Repeat exactly the stretch of lines that starts with the one containing "What data populates" and ends with the last line of the material. Leave out pictures.

(Stored data)
######

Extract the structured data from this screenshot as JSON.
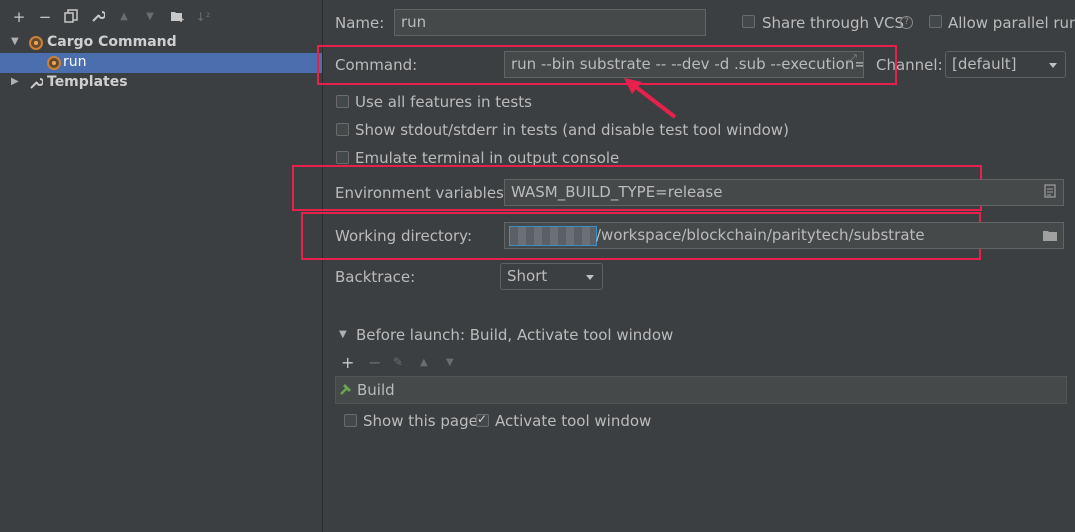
{
  "toolbar": {
    "icons": [
      "add-icon",
      "remove-icon",
      "copy-icon",
      "wrench-icon",
      "move-up-icon",
      "move-down-icon",
      "folder-add-icon",
      "sort-icon"
    ]
  },
  "tree": {
    "items": [
      {
        "label": "Cargo Command",
        "icon": "cargo-icon",
        "expanded": true
      },
      {
        "label": "run",
        "icon": "cargo-icon",
        "selected": true
      },
      {
        "label": "Templates",
        "icon": "wrench-icon",
        "expanded": false
      }
    ]
  },
  "form": {
    "name_label": "Name:",
    "name_value": "run",
    "share_vcs_label": "Share through VCS",
    "allow_parallel_label": "Allow parallel run",
    "command_label": "Command:",
    "command_value": "run --bin substrate -- --dev -d .sub --execution=Na",
    "channel_label": "Channel:",
    "channel_value": "[default]",
    "use_all_features_label": "Use all features in tests",
    "show_stdout_label": "Show stdout/stderr in tests (and disable test tool window)",
    "emulate_terminal_label": "Emulate terminal in output console",
    "env_vars_label": "Environment variables:",
    "env_vars_value": "WASM_BUILD_TYPE=release",
    "working_dir_label": "Working directory:",
    "working_dir_value": "/workspace/blockchain/paritytech/substrate",
    "backtrace_label": "Backtrace:",
    "backtrace_value": "Short"
  },
  "before_launch": {
    "header": "Before launch: Build, Activate tool window",
    "items": [
      {
        "label": "Build",
        "icon": "hammer-icon"
      }
    ],
    "show_this_page_label": "Show this page",
    "activate_tool_window_label": "Activate tool window"
  },
  "colors": {
    "background": "#3c3f41",
    "selection": "#4b6eaf",
    "highlight_annotation": "#e8204e"
  }
}
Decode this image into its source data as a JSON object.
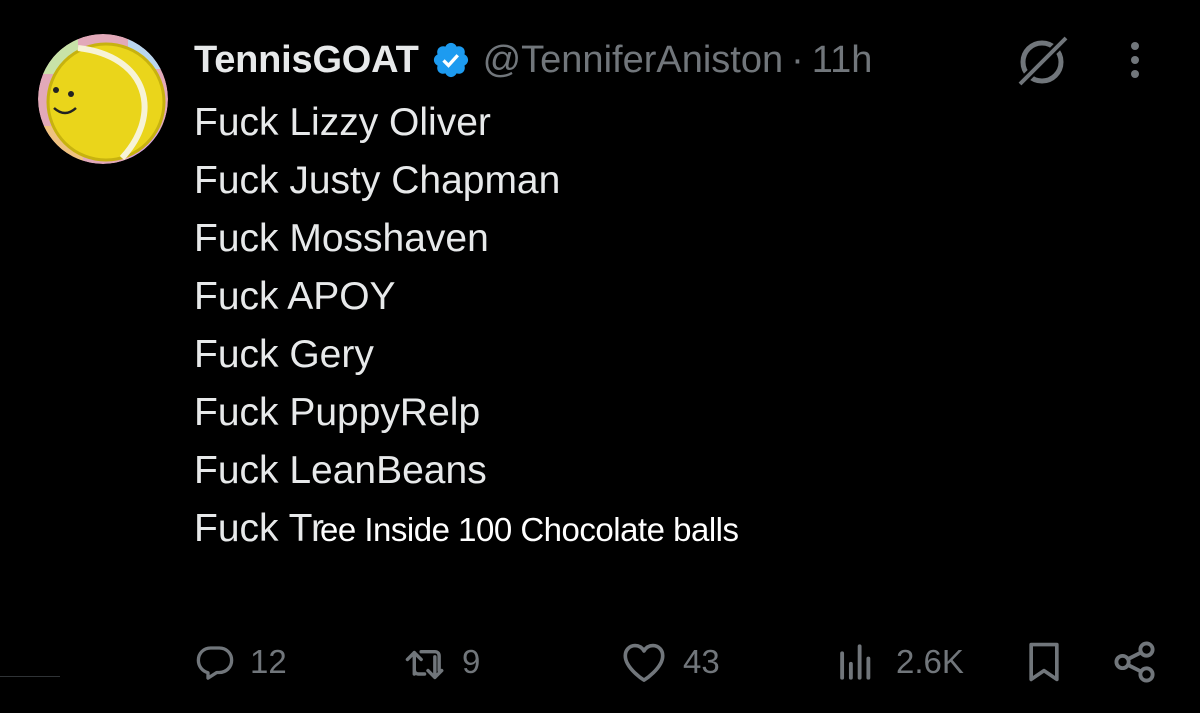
{
  "tweet": {
    "display_name": "TennisGOAT",
    "handle": "@TenniferAniston",
    "separator": "·",
    "time": "11h",
    "lines": [
      "Fuck Lizzy Oliver",
      "Fuck Justy Chapman",
      "Fuck Mosshaven",
      "Fuck APOY",
      "Fuck Gery",
      "Fuck PuppyRelp",
      "Fuck LeanBeans"
    ],
    "last_line_prefix": "Fuck Tr",
    "last_line_suffix": "ee Inside 100 Chocolate balls"
  },
  "actions": {
    "replies": "12",
    "reposts": "9",
    "likes": "43",
    "views": "2.6K"
  },
  "icons": {
    "avatar": "tennis-ball-avatar",
    "verified": "verified-badge-icon",
    "grok": "grok-icon",
    "more": "more-icon",
    "reply": "reply-icon",
    "repost": "repost-icon",
    "like": "heart-icon",
    "views": "views-icon",
    "bookmark": "bookmark-icon",
    "share": "share-icon"
  },
  "colors": {
    "background": "#000000",
    "text": "#e7e9ea",
    "secondary": "#71767b",
    "verified": "#1d9bf0",
    "ball": "#f2d21c"
  }
}
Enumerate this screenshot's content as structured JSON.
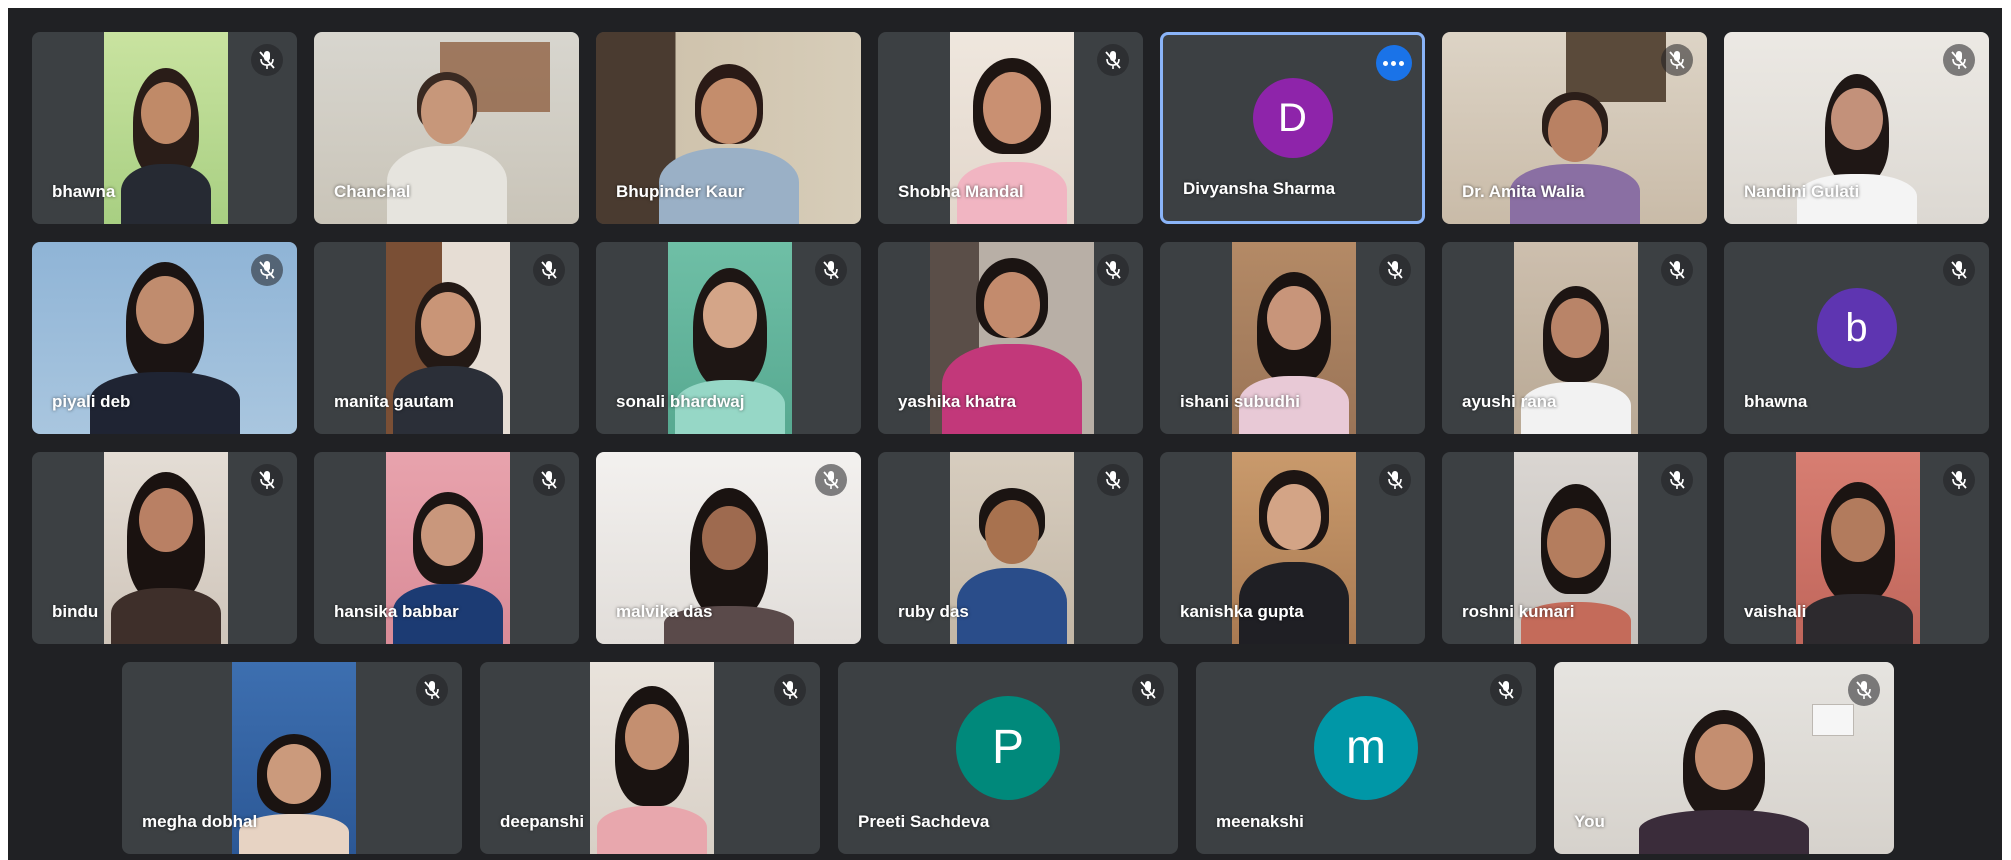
{
  "participants": [
    {
      "name": "bhawna",
      "muted": true
    },
    {
      "name": "Chanchal",
      "muted": false
    },
    {
      "name": "Bhupinder Kaur",
      "muted": false
    },
    {
      "name": "Shobha Mandal",
      "muted": true
    },
    {
      "name": "Divyansha Sharma",
      "muted": false,
      "avatar_letter": "D",
      "avatar_color": "#8e24aa",
      "active": true
    },
    {
      "name": "Dr. Amita Walia",
      "muted": true
    },
    {
      "name": "Nandini Gulati",
      "muted": true
    },
    {
      "name": "piyali deb",
      "muted": true
    },
    {
      "name": "manita gautam",
      "muted": true
    },
    {
      "name": "sonali bhardwaj",
      "muted": true
    },
    {
      "name": "yashika khatra",
      "muted": true
    },
    {
      "name": "ishani subudhi",
      "muted": true
    },
    {
      "name": "ayushi rana",
      "muted": true
    },
    {
      "name": "bhawna",
      "muted": true,
      "avatar_letter": "b",
      "avatar_color": "#5e35b1"
    },
    {
      "name": "bindu",
      "muted": true
    },
    {
      "name": "hansika babbar",
      "muted": true
    },
    {
      "name": "malvika das",
      "muted": true
    },
    {
      "name": "ruby das",
      "muted": true
    },
    {
      "name": "kanishka gupta",
      "muted": true
    },
    {
      "name": "roshni kumari",
      "muted": true
    },
    {
      "name": "vaishali",
      "muted": true
    },
    {
      "name": "megha dobhal",
      "muted": true
    },
    {
      "name": "deepanshi",
      "muted": true
    },
    {
      "name": "Preeti Sachdeva",
      "muted": true,
      "avatar_letter": "P",
      "avatar_color": "#00897b"
    },
    {
      "name": "meenakshi",
      "muted": true,
      "avatar_letter": "m",
      "avatar_color": "#0097a7"
    },
    {
      "name": "You",
      "muted": true
    }
  ],
  "icons": {
    "mic_off": "mic-off-icon",
    "more_options": "more-options-icon"
  },
  "colors": {
    "background": "#202124",
    "tile": "#3c4043",
    "active_border": "#8ab4f8",
    "more_button": "#1a73e8"
  }
}
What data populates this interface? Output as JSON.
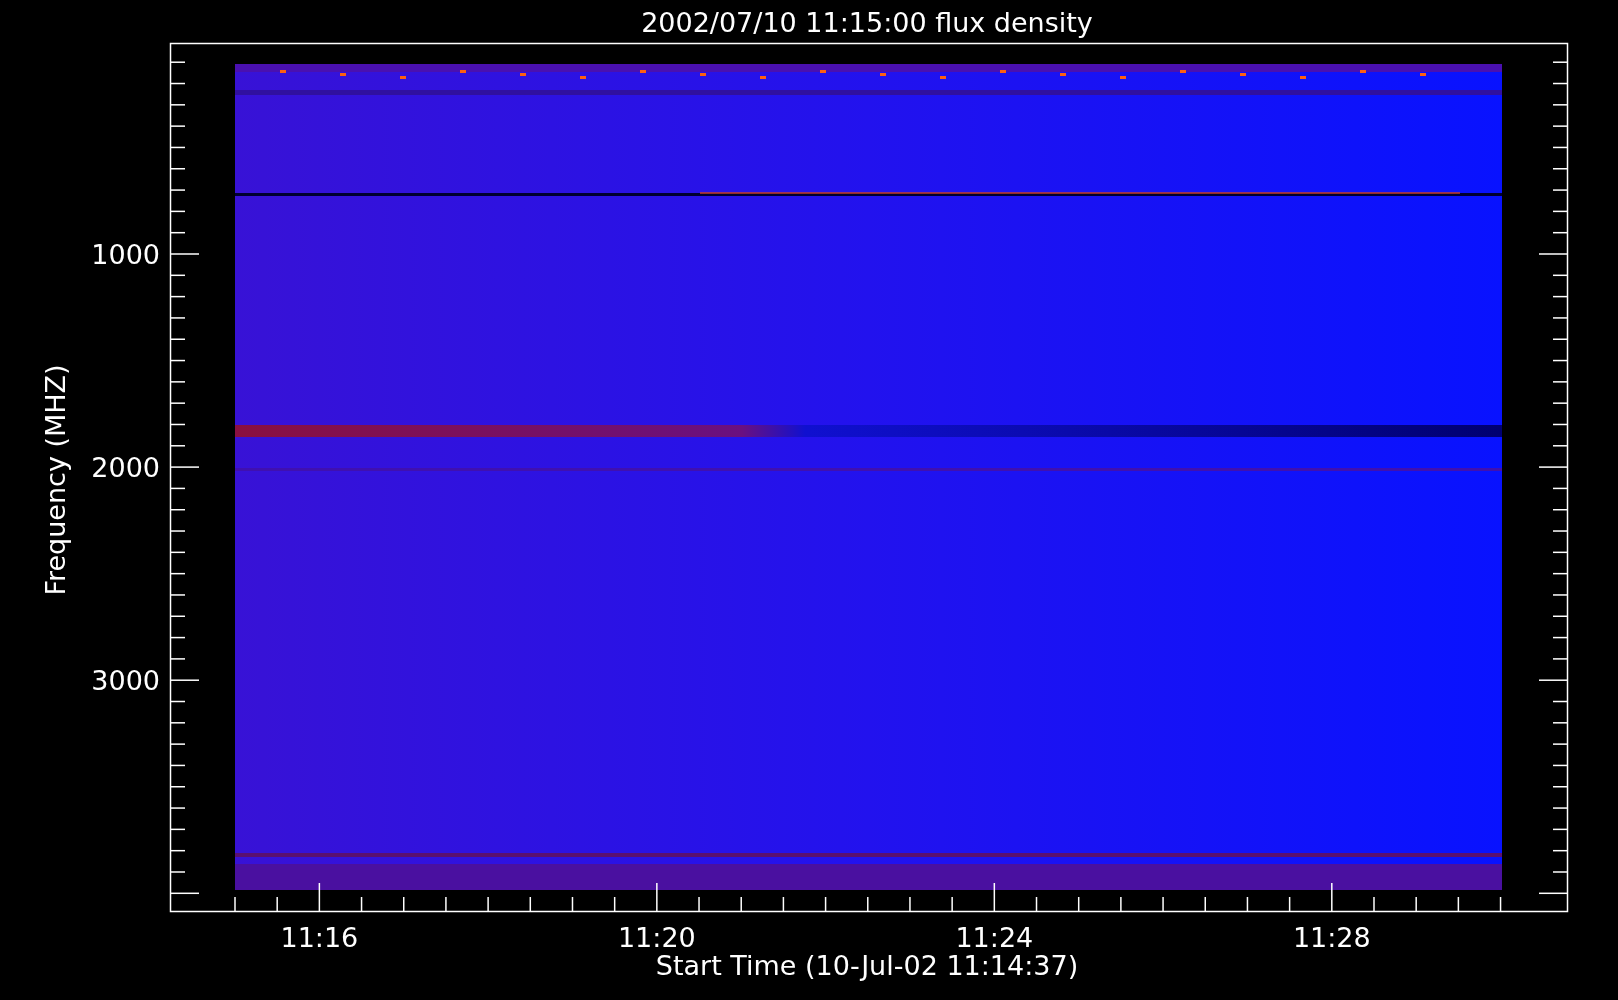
{
  "title": "2002/07/10 11:15:00 flux density",
  "y_axis": {
    "label": "Frequency (MHZ)",
    "ticks": [
      "1000",
      "2000",
      "3000"
    ]
  },
  "x_axis": {
    "label": "Start Time (10-Jul-02 11:14:37)",
    "ticks": [
      "11:16",
      "11:20",
      "11:24",
      "11:28"
    ]
  }
}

######

§ Response
What data populates this interface? Output as JSON.
{
  "title": "2002/07/10 11:15:00 flux density",
  "y_axis": {
    "label": "Frequency (MHZ)",
    "ticks": [
      "1000",
      "2000",
      "3000"
    ]
  },
  "x_axis": {
    "label": "Start Time (10-Jul-02 11:14:37)",
    "ticks": [
      "11:16",
      "11:20",
      "11:24",
      "11:28"
    ]
  }
}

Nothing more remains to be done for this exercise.